> **WHAT YOU NEED TO DO**: Pull out every line below that contains the word "legal".

> **DATASET EXCERPTS**:
★ ★ ★ ★ ★ ★ ★

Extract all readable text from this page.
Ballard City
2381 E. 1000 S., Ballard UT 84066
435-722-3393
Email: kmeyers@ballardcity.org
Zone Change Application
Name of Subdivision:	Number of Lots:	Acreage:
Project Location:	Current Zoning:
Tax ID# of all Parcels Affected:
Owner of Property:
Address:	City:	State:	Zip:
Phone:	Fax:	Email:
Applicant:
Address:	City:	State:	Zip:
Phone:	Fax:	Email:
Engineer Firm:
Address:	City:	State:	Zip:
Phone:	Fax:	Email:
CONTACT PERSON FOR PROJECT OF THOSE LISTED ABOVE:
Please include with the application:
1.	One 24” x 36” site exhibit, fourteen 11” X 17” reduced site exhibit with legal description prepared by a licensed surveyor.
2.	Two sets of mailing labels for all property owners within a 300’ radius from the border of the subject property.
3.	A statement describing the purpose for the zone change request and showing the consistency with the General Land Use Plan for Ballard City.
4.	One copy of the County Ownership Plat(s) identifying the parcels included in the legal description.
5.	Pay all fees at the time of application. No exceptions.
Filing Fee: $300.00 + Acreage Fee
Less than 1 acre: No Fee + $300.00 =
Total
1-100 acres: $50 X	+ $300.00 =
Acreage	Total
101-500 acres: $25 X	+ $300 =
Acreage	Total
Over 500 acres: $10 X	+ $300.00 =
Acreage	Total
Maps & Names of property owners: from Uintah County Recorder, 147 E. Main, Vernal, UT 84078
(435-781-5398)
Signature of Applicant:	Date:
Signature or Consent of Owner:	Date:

★ ★ ★ ★ ★ ★ ★

> **COMPLETED TASK**:
1.	One 24” x 36” site exhibit, fourteen 11” X 17” reduced site exhibit with legal description prepared by a licensed surveyor.
4.	One copy of the County Ownership Plat(s) identifying the parcels included in the legal description.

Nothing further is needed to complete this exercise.